- Records supplied
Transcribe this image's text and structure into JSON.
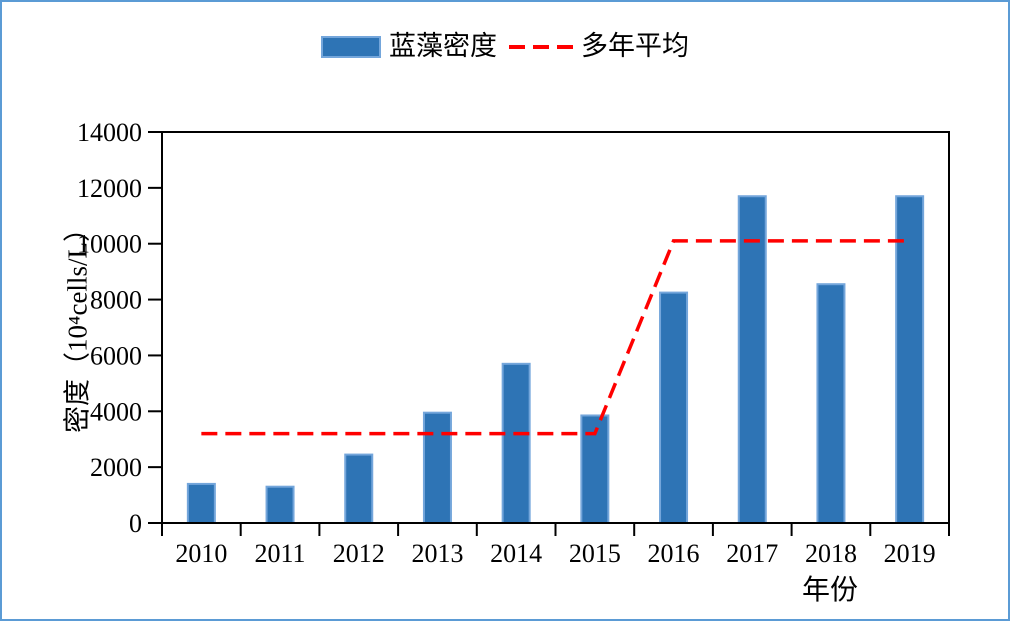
{
  "figure": {
    "border_color": "#5B9BD5",
    "background_color": "#FFFFFF",
    "axis_color": "#000000"
  },
  "chart_data": {
    "type": "bar",
    "title": "",
    "categories": [
      "2010",
      "2011",
      "2012",
      "2013",
      "2014",
      "2015",
      "2016",
      "2017",
      "2018",
      "2019"
    ],
    "series": [
      {
        "name": "蓝藻密度",
        "type": "bar",
        "color": "#2E74B5",
        "border_color": "#74A6DB",
        "values": [
          1400,
          1300,
          2450,
          3950,
          5700,
          3850,
          8250,
          11700,
          8550,
          11700
        ]
      },
      {
        "name": "多年平均",
        "type": "line",
        "line_style": "dashed",
        "color": "#FF0000",
        "values": [
          3200,
          3200,
          3200,
          3200,
          3200,
          3200,
          10100,
          10100,
          10100,
          10100
        ]
      }
    ],
    "xlabel": "年份",
    "ylabel": "密度（10⁴cells/L）",
    "ylim": [
      0,
      14000
    ],
    "yticks": [
      0,
      2000,
      4000,
      6000,
      8000,
      10000,
      12000,
      14000
    ],
    "grid": false,
    "legend_position": "top-center"
  }
}
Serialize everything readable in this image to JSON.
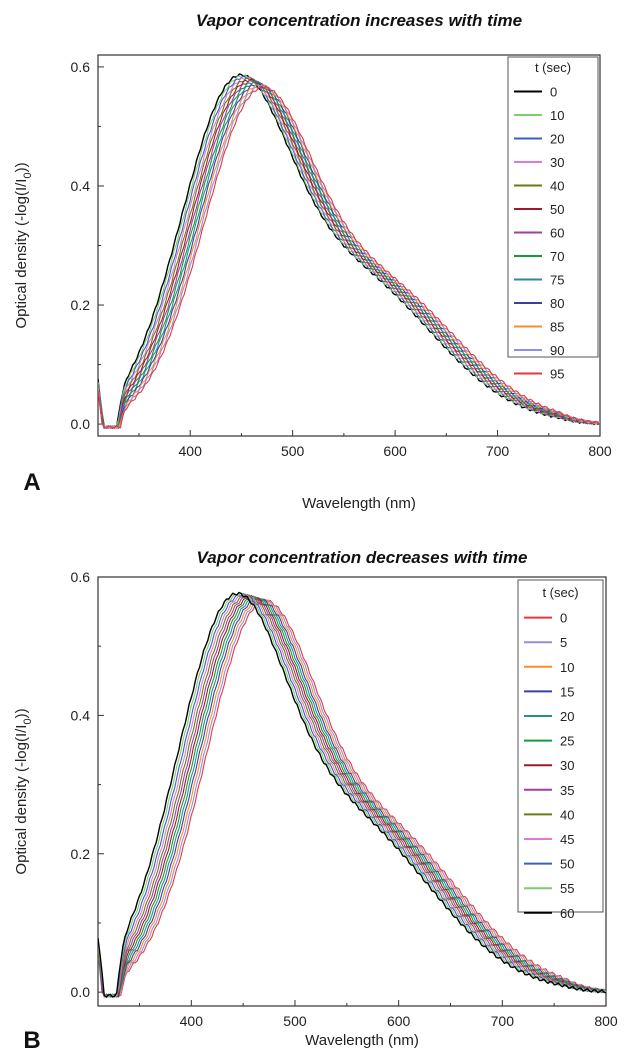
{
  "chart_data": [
    {
      "panel_label": "A",
      "type": "line",
      "title": "Vapor concentration increases with time",
      "xlabel": "Wavelength (nm)",
      "ylabel": "Optical density (-log(I/I",
      "ylabel_sub": "0",
      "ylabel_end": "))",
      "xlim": [
        310,
        800
      ],
      "ylim": [
        -0.02,
        0.62
      ],
      "xticks": [
        400,
        500,
        600,
        700,
        800
      ],
      "yticks": [
        0.0,
        0.2,
        0.4,
        0.6
      ],
      "legend": {
        "title": "t (sec)",
        "placement": "right"
      },
      "peak_start": [
        440,
        0.565
      ],
      "peak_end": [
        462,
        0.545
      ],
      "series": [
        {
          "name": "0",
          "color": "#000000"
        },
        {
          "name": "10",
          "color": "#7ccc6e"
        },
        {
          "name": "20",
          "color": "#3a5fbf"
        },
        {
          "name": "30",
          "color": "#e07bd0"
        },
        {
          "name": "40",
          "color": "#6d7a10"
        },
        {
          "name": "50",
          "color": "#9b1b2a"
        },
        {
          "name": "60",
          "color": "#9c40a0"
        },
        {
          "name": "70",
          "color": "#179a3a"
        },
        {
          "name": "75",
          "color": "#2a8e8e"
        },
        {
          "name": "80",
          "color": "#3b3fa3"
        },
        {
          "name": "85",
          "color": "#ff8a2a"
        },
        {
          "name": "90",
          "color": "#8f8fe0"
        },
        {
          "name": "95",
          "color": "#e8373a"
        }
      ]
    },
    {
      "panel_label": "B",
      "type": "line",
      "title": "Vapor concentration decreases with time",
      "xlabel": "Wavelength (nm)",
      "ylabel": "Optical density (-log(I/I",
      "ylabel_sub": "0",
      "ylabel_end": "))",
      "xlim": [
        310,
        800
      ],
      "ylim": [
        -0.02,
        0.6
      ],
      "xticks": [
        400,
        500,
        600,
        700,
        800
      ],
      "yticks": [
        0.0,
        0.2,
        0.4,
        0.6
      ],
      "legend": {
        "title": "t (sec)",
        "placement": "right"
      },
      "peak_start": [
        462,
        0.545
      ],
      "peak_end": [
        435,
        0.555
      ],
      "series": [
        {
          "name": "0",
          "color": "#e8373a"
        },
        {
          "name": "5",
          "color": "#8f8fe0"
        },
        {
          "name": "10",
          "color": "#ff8a2a"
        },
        {
          "name": "15",
          "color": "#3b3fa3"
        },
        {
          "name": "20",
          "color": "#2a8e8e"
        },
        {
          "name": "25",
          "color": "#179a3a"
        },
        {
          "name": "30",
          "color": "#9b1b2a"
        },
        {
          "name": "35",
          "color": "#9c40a0"
        },
        {
          "name": "40",
          "color": "#6d7a10"
        },
        {
          "name": "45",
          "color": "#e07bd0"
        },
        {
          "name": "50",
          "color": "#3a5fbf"
        },
        {
          "name": "55",
          "color": "#7ccc6e"
        },
        {
          "name": "60",
          "color": "#000000"
        }
      ]
    }
  ]
}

- Written exercise
Copy out all the data without changing anything, and drop the pictures.

- The solution
Transcribe this image's text and structure into JSON.
{
  "figure": {
    "border_color": "#5B9BD5",
    "background_color": "#FFFFFF",
    "axis_color": "#000000"
  },
  "chart_data": {
    "type": "bar",
    "title": "",
    "categories": [
      "2010",
      "2011",
      "2012",
      "2013",
      "2014",
      "2015",
      "2016",
      "2017",
      "2018",
      "2019"
    ],
    "series": [
      {
        "name": "蓝藻密度",
        "type": "bar",
        "color": "#2E74B5",
        "border_color": "#74A6DB",
        "values": [
          1400,
          1300,
          2450,
          3950,
          5700,
          3850,
          8250,
          11700,
          8550,
          11700
        ]
      },
      {
        "name": "多年平均",
        "type": "line",
        "line_style": "dashed",
        "color": "#FF0000",
        "values": [
          3200,
          3200,
          3200,
          3200,
          3200,
          3200,
          10100,
          10100,
          10100,
          10100
        ]
      }
    ],
    "xlabel": "年份",
    "ylabel": "密度（10⁴cells/L）",
    "ylim": [
      0,
      14000
    ],
    "yticks": [
      0,
      2000,
      4000,
      6000,
      8000,
      10000,
      12000,
      14000
    ],
    "grid": false,
    "legend_position": "top-center"
  }
}
Serialize everything readable in this image to JSON.
{
  "chart_data": [
    {
      "panel_label": "A",
      "type": "line",
      "title": "Vapor concentration increases with time",
      "xlabel": "Wavelength (nm)",
      "ylabel": "Optical density (-log(I/I",
      "ylabel_sub": "0",
      "ylabel_end": "))",
      "xlim": [
        310,
        800
      ],
      "ylim": [
        -0.02,
        0.62
      ],
      "xticks": [
        400,
        500,
        600,
        700,
        800
      ],
      "yticks": [
        0.0,
        0.2,
        0.4,
        0.6
      ],
      "legend": {
        "title": "t (sec)",
        "placement": "right"
      },
      "peak_start": [
        440,
        0.565
      ],
      "peak_end": [
        462,
        0.545
      ],
      "series": [
        {
          "name": "0",
          "color": "#000000"
        },
        {
          "name": "10",
          "color": "#7ccc6e"
        },
        {
          "name": "20",
          "color": "#3a5fbf"
        },
        {
          "name": "30",
          "color": "#e07bd0"
        },
        {
          "name": "40",
          "color": "#6d7a10"
        },
        {
          "name": "50",
          "color": "#9b1b2a"
        },
        {
          "name": "60",
          "color": "#9c40a0"
        },
        {
          "name": "70",
          "color": "#179a3a"
        },
        {
          "name": "75",
          "color": "#2a8e8e"
        },
        {
          "name": "80",
          "color": "#3b3fa3"
        },
        {
          "name": "85",
          "color": "#ff8a2a"
        },
        {
          "name": "90",
          "color": "#8f8fe0"
        },
        {
          "name": "95",
          "color": "#e8373a"
        }
      ]
    },
    {
      "panel_label": "B",
      "type": "line",
      "title": "Vapor concentration decreases with time",
      "xlabel": "Wavelength (nm)",
      "ylabel": "Optical density (-log(I/I",
      "ylabel_sub": "0",
      "ylabel_end": "))",
      "xlim": [
        310,
        800
      ],
      "ylim": [
        -0.02,
        0.6
      ],
      "xticks": [
        400,
        500,
        600,
        700,
        800
      ],
      "yticks": [
        0.0,
        0.2,
        0.4,
        0.6
      ],
      "legend": {
        "title": "t (sec)",
        "placement": "right"
      },
      "peak_start": [
        462,
        0.545
      ],
      "peak_end": [
        435,
        0.555
      ],
      "series": [
        {
          "name": "0",
          "color": "#e8373a"
        },
        {
          "name": "5",
          "color": "#8f8fe0"
        },
        {
          "name": "10",
          "color": "#ff8a2a"
        },
        {
          "name": "15",
          "color": "#3b3fa3"
        },
        {
          "name": "20",
          "color": "#2a8e8e"
        },
        {
          "name": "25",
          "color": "#179a3a"
        },
        {
          "name": "30",
          "color": "#9b1b2a"
        },
        {
          "name": "35",
          "color": "#9c40a0"
        },
        {
          "name": "40",
          "color": "#6d7a10"
        },
        {
          "name": "45",
          "color": "#e07bd0"
        },
        {
          "name": "50",
          "color": "#3a5fbf"
        },
        {
          "name": "55",
          "color": "#7ccc6e"
        },
        {
          "name": "60",
          "color": "#000000"
        }
      ]
    }
  ]
}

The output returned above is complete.